■ Set problem
Copy out all lines that carry the word "JSON".

■ ■ ■ ■ ■

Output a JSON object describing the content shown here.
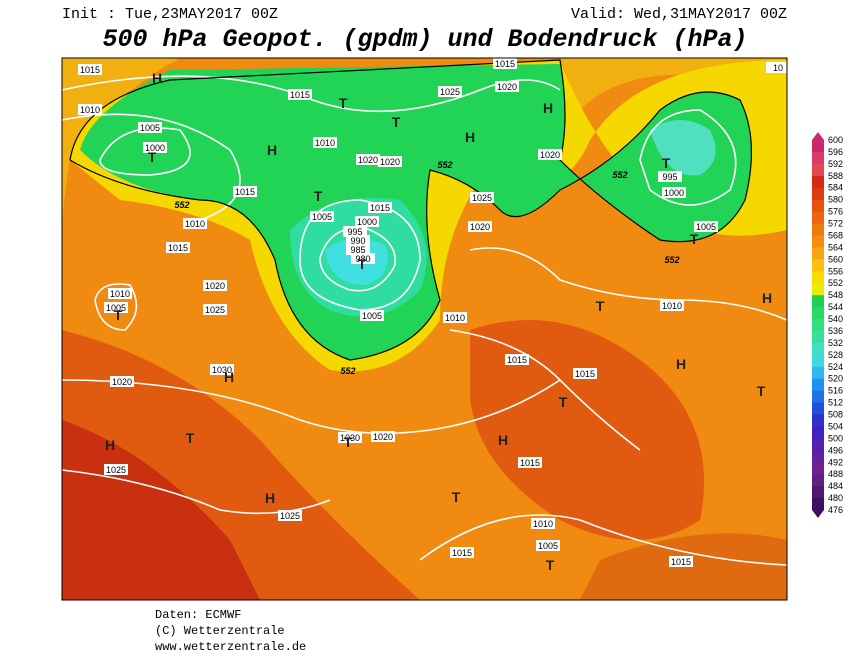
{
  "header": {
    "init": "Init : Tue,23MAY2017 00Z",
    "valid": "Valid: Wed,31MAY2017 00Z",
    "title": "500 hPa Geopot. (gpdm) und Bodendruck (hPa)"
  },
  "map": {
    "isobar_labels": [
      1015,
      1010,
      1005,
      1000,
      1015,
      1015,
      1010,
      1020,
      1020,
      1005,
      1000,
      995,
      990,
      985,
      980,
      1015,
      1005,
      1010,
      1015,
      1015,
      1020,
      1025,
      1020,
      1025,
      1020,
      995,
      1000,
      1005,
      1010,
      1015,
      1010,
      1020,
      1025,
      1010,
      1005,
      1020,
      1030,
      1025,
      1025,
      1030,
      1020,
      1015,
      1015,
      1010,
      1005,
      1015,
      1015,
      10
    ],
    "height_labels": [
      552,
      552,
      552,
      552,
      552
    ],
    "centers": [
      "H",
      "T",
      "T",
      "H",
      "H",
      "H",
      "T",
      "T",
      "T",
      "T",
      "T",
      "T",
      "H",
      "T",
      "H",
      "H",
      "T",
      "T",
      "H",
      "T",
      "T",
      "H",
      "H",
      "T",
      "T"
    ]
  },
  "colorbar": {
    "labels": [
      600,
      596,
      592,
      588,
      584,
      580,
      576,
      572,
      568,
      564,
      560,
      556,
      552,
      548,
      544,
      540,
      536,
      532,
      528,
      524,
      520,
      516,
      512,
      508,
      504,
      500,
      496,
      492,
      488,
      484,
      480,
      476
    ]
  },
  "footer": [
    "Daten: ECMWF",
    "(C) Wetterzentrale",
    "www.wetterzentrale.de"
  ]
}
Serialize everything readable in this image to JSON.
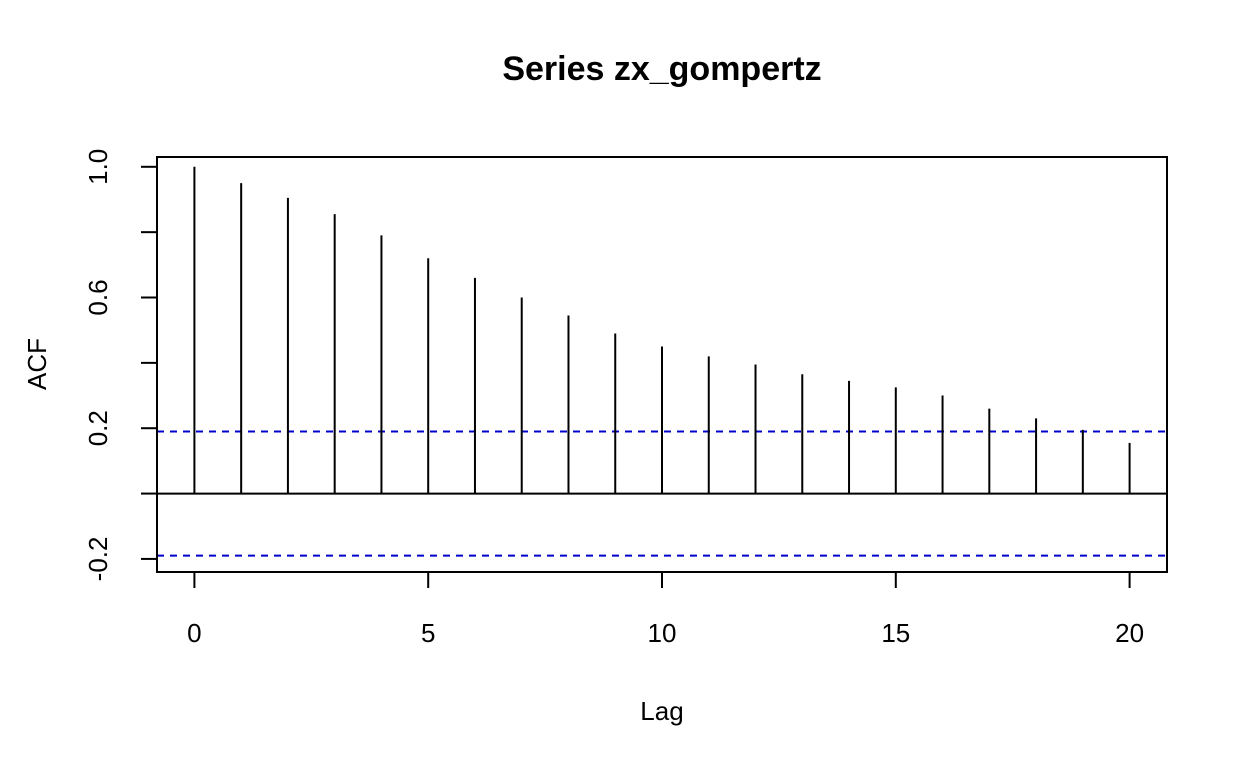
{
  "chart_data": {
    "type": "bar",
    "title": "Series  zx_gompertz",
    "xlabel": "Lag",
    "ylabel": "ACF",
    "x": [
      0,
      1,
      2,
      3,
      4,
      5,
      6,
      7,
      8,
      9,
      10,
      11,
      12,
      13,
      14,
      15,
      16,
      17,
      18,
      19,
      20
    ],
    "values": [
      1.0,
      0.95,
      0.905,
      0.855,
      0.79,
      0.72,
      0.66,
      0.6,
      0.545,
      0.49,
      0.45,
      0.42,
      0.395,
      0.365,
      0.345,
      0.325,
      0.3,
      0.26,
      0.23,
      0.195,
      0.155
    ],
    "xlim": [
      -0.8,
      20.8
    ],
    "ylim": [
      -0.24,
      1.03
    ],
    "x_ticks": [
      0,
      5,
      10,
      15,
      20
    ],
    "x_tick_labels": [
      "0",
      "5",
      "10",
      "15",
      "20"
    ],
    "y_ticks": [
      -0.2,
      0.0,
      0.2,
      0.4,
      0.6,
      0.8,
      1.0
    ],
    "y_tick_labels": [
      "-0.2",
      "",
      "0.2",
      "",
      "0.6",
      "",
      "1.0"
    ],
    "confidence_bound": 0.19,
    "zero_line": 0,
    "bar_color": "#000000",
    "bound_color": "#0000cc",
    "grid": false
  }
}
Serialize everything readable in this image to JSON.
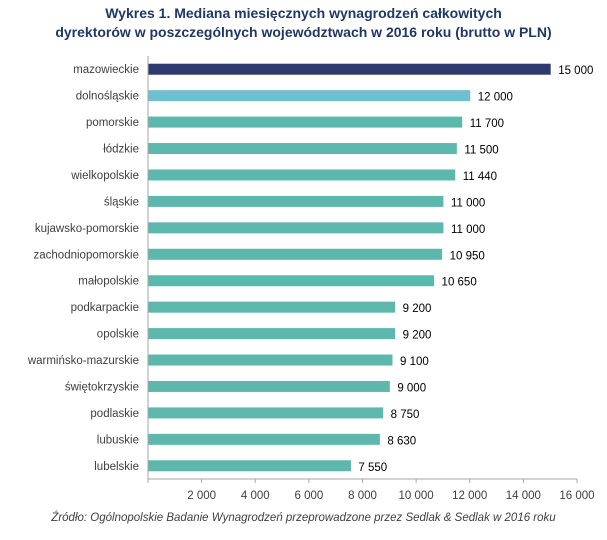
{
  "title_line1": "Wykres 1. Mediana miesięcznych wynagrodzeń całkowitych",
  "title_line2": "dyrektorów w poszczególnych województwach w 2016 roku (brutto w PLN)",
  "source": "Źródło: Ogólnopolskie Badanie Wynagrodzeń przeprowadzone przez Sedlak & Sedlak w 2016 roku",
  "colors": {
    "highlight_top": "#2e3a6e",
    "highlight_second": "#6fbfd1",
    "default_bar": "#5cb8ad",
    "axis": "#a6a6a6",
    "text": "#404040",
    "title": "#1f3864"
  },
  "chart_data": {
    "type": "bar",
    "orientation": "horizontal",
    "categories": [
      "mazowieckie",
      "dolnośląskie",
      "pomorskie",
      "łódzkie",
      "wielkopolskie",
      "śląskie",
      "kujawsko-pomorskie",
      "zachodniopomorskie",
      "małopolskie",
      "podkarpackie",
      "opolskie",
      "warmińsko-mazurskie",
      "świętokrzyskie",
      "podlaskie",
      "lubuskie",
      "lubelskie"
    ],
    "values": [
      15000,
      12000,
      11700,
      11500,
      11440,
      11000,
      11000,
      10950,
      10650,
      9200,
      9200,
      9100,
      9000,
      8750,
      8630,
      7550
    ],
    "value_labels": [
      "15 000",
      "12 000",
      "11 700",
      "11 500",
      "11 440",
      "11 000",
      "11 000",
      "10 950",
      "10 650",
      "9 200",
      "9 200",
      "9 100",
      "9 000",
      "8 750",
      "8 630",
      "7 550"
    ],
    "x_ticks": [
      2000,
      4000,
      6000,
      8000,
      10000,
      12000,
      14000,
      16000
    ],
    "x_tick_labels": [
      "2 000",
      "4 000",
      "6 000",
      "8 000",
      "10 000",
      "12 000",
      "14 000",
      "16 000"
    ],
    "xlim": [
      0,
      16000
    ],
    "grid": false,
    "legend": "none"
  }
}
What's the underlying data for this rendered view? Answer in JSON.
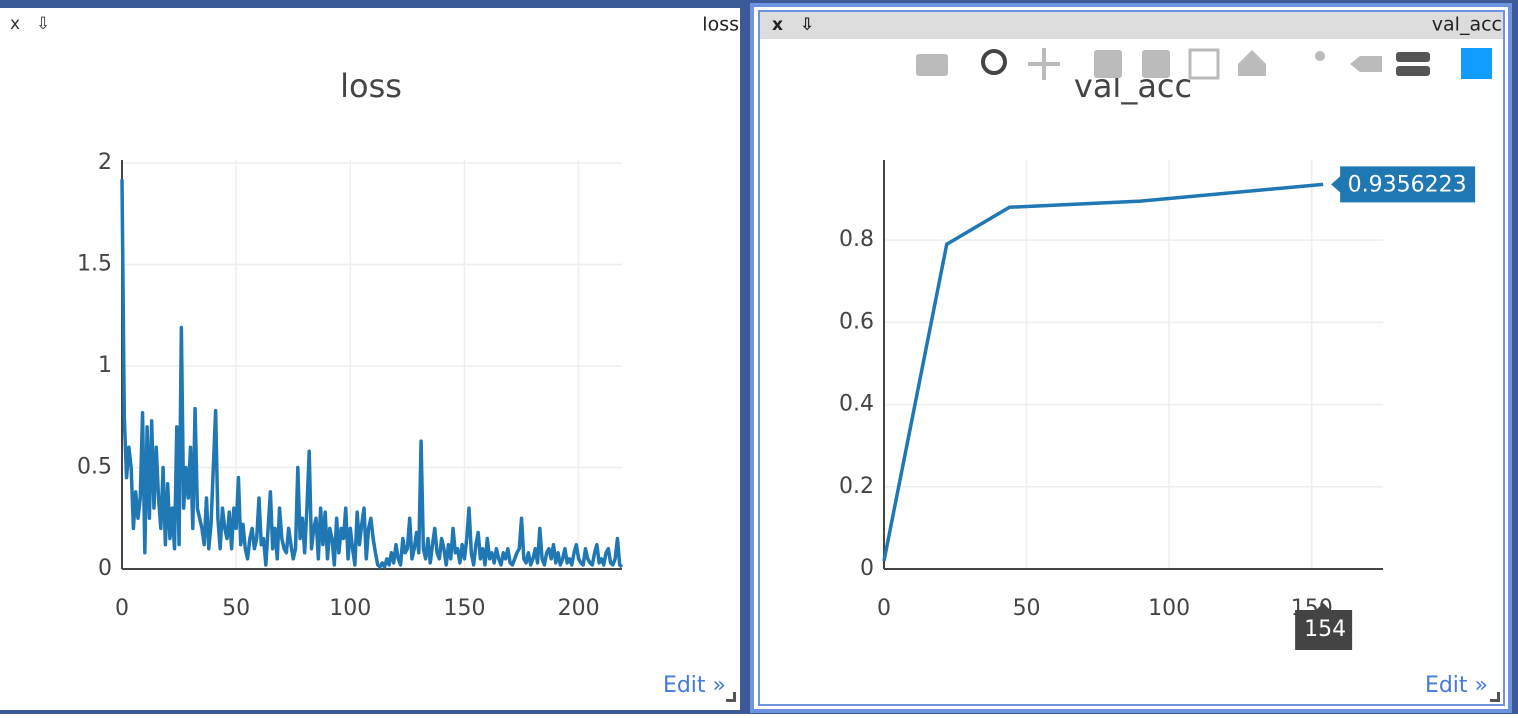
{
  "windows": [
    {
      "close": "x",
      "download": "⇩",
      "title": "loss",
      "edit": "Edit »"
    },
    {
      "close": "x",
      "download": "⇩",
      "title": "val_acc",
      "edit": "Edit »"
    }
  ],
  "chart_data": [
    {
      "type": "line",
      "title": "loss",
      "x": [
        0,
        1,
        2,
        3,
        4,
        5,
        6,
        7,
        8,
        9,
        10,
        11,
        12,
        13,
        14,
        15,
        16,
        17,
        18,
        19,
        20,
        21,
        22,
        23,
        24,
        25,
        26,
        27,
        28,
        29,
        30,
        31,
        32,
        33,
        34,
        35,
        36,
        37,
        38,
        39,
        40,
        41,
        42,
        43,
        44,
        45,
        46,
        47,
        48,
        49,
        50,
        51,
        52,
        53,
        54,
        55,
        56,
        57,
        58,
        59,
        60,
        61,
        62,
        63,
        64,
        65,
        66,
        67,
        68,
        69,
        70,
        71,
        72,
        73,
        74,
        75,
        76,
        77,
        78,
        79,
        80,
        81,
        82,
        83,
        84,
        85,
        86,
        87,
        88,
        89,
        90,
        91,
        92,
        93,
        94,
        95,
        96,
        97,
        98,
        99,
        100,
        101,
        102,
        103,
        104,
        105,
        106,
        107,
        108,
        109,
        110,
        111,
        112,
        113,
        114,
        115,
        116,
        117,
        118,
        119,
        120,
        121,
        122,
        123,
        124,
        125,
        126,
        127,
        128,
        129,
        130,
        131,
        132,
        133,
        134,
        135,
        136,
        137,
        138,
        139,
        140,
        141,
        142,
        143,
        144,
        145,
        146,
        147,
        148,
        149,
        150,
        151,
        152,
        153,
        154,
        155,
        156,
        157,
        158,
        159,
        160,
        161,
        162,
        163,
        164,
        165,
        166,
        167,
        168,
        169,
        170,
        171,
        172,
        173,
        174,
        175,
        176,
        177,
        178,
        179,
        180,
        181,
        182,
        183,
        184,
        185,
        186,
        187,
        188,
        189,
        190,
        191,
        192,
        193,
        194,
        195,
        196,
        197,
        198,
        199,
        200,
        201,
        202,
        203,
        204,
        205,
        206,
        207,
        208,
        209,
        210,
        211,
        212,
        213,
        214,
        215,
        216,
        217,
        218,
        219
      ],
      "series": [
        {
          "color": "#1f77b4",
          "values": [
            1.92,
            0.75,
            0.45,
            0.6,
            0.5,
            0.2,
            0.38,
            0.25,
            0.35,
            0.77,
            0.08,
            0.7,
            0.25,
            0.73,
            0.3,
            0.6,
            0.35,
            0.2,
            0.5,
            0.12,
            0.42,
            0.15,
            0.3,
            0.1,
            0.7,
            0.12,
            1.19,
            0.3,
            0.5,
            0.35,
            0.6,
            0.2,
            0.79,
            0.3,
            0.25,
            0.2,
            0.12,
            0.35,
            0.1,
            0.22,
            0.5,
            0.78,
            0.25,
            0.1,
            0.3,
            0.2,
            0.15,
            0.28,
            0.1,
            0.3,
            0.2,
            0.45,
            0.12,
            0.22,
            0.1,
            0.05,
            0.15,
            0.2,
            0.1,
            0.15,
            0.35,
            0.12,
            0.15,
            0.02,
            0.2,
            0.38,
            0.1,
            0.2,
            0.05,
            0.3,
            0.15,
            0.1,
            0.08,
            0.2,
            0.12,
            0.05,
            0.1,
            0.5,
            0.15,
            0.25,
            0.08,
            0.3,
            0.58,
            0.1,
            0.2,
            0.25,
            0.05,
            0.3,
            0.12,
            0.28,
            0.05,
            0.2,
            0.15,
            0.02,
            0.25,
            0.08,
            0.2,
            0.15,
            0.3,
            0.05,
            0.2,
            0.1,
            0.02,
            0.28,
            0.12,
            0.22,
            0.3,
            0.05,
            0.2,
            0.25,
            0.15,
            0.08,
            0.02,
            0.01,
            0.03,
            0.01,
            0.05,
            0.02,
            0.08,
            0.03,
            0.12,
            0.05,
            0.02,
            0.15,
            0.08,
            0.1,
            0.25,
            0.05,
            0.1,
            0.18,
            0.08,
            0.63,
            0.1,
            0.05,
            0.15,
            0.03,
            0.12,
            0.2,
            0.08,
            0.05,
            0.15,
            0.1,
            0.02,
            0.12,
            0.05,
            0.2,
            0.08,
            0.1,
            0.03,
            0.12,
            0.05,
            0.15,
            0.3,
            0.08,
            0.02,
            0.12,
            0.18,
            0.05,
            0.1,
            0.02,
            0.15,
            0.05,
            0.08,
            0.03,
            0.1,
            0.05,
            0.02,
            0.08,
            0.05,
            0.1,
            0.03,
            0.02,
            0.05,
            0.08,
            0.1,
            0.25,
            0.05,
            0.03,
            0.08,
            0.02,
            0.05,
            0.1,
            0.03,
            0.2,
            0.05,
            0.02,
            0.08,
            0.1,
            0.05,
            0.12,
            0.03,
            0.08,
            0.02,
            0.05,
            0.1,
            0.03,
            0.05,
            0.02,
            0.08,
            0.12,
            0.05,
            0.03,
            0.02,
            0.1,
            0.05,
            0.03,
            0.02,
            0.08,
            0.12,
            0.03,
            0.05,
            0.02,
            0.08,
            0.1,
            0.03,
            0.02,
            0.05,
            0.15,
            0.02,
            0.01
          ]
        }
      ],
      "xlim": [
        0,
        219
      ],
      "ylim": [
        0,
        2.015
      ],
      "xticks": [
        0,
        50,
        100,
        150,
        200
      ],
      "yticks": [
        0,
        0.5,
        1,
        1.5,
        2
      ],
      "grid": true
    },
    {
      "type": "line",
      "title": "val_acc",
      "x": [
        0,
        22,
        44,
        90,
        154
      ],
      "series": [
        {
          "color": "#1f77b4",
          "values": [
            0.02,
            0.79,
            0.88,
            0.895,
            0.9356223
          ]
        }
      ],
      "xlim": [
        0,
        175
      ],
      "ylim": [
        0,
        0.995
      ],
      "xticks": [
        0,
        50,
        100,
        150
      ],
      "yticks": [
        0,
        0.2,
        0.4,
        0.6,
        0.8
      ],
      "grid": true
    }
  ]
}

■ ■ ■ ■ ■

■ The response
Output a JSON object describing the content shown here.
Serialize everything readable in this image to JSON.
Serialize everything readable in this image to JSON.
What's the underlying data for this rendered view? Answer in JSON.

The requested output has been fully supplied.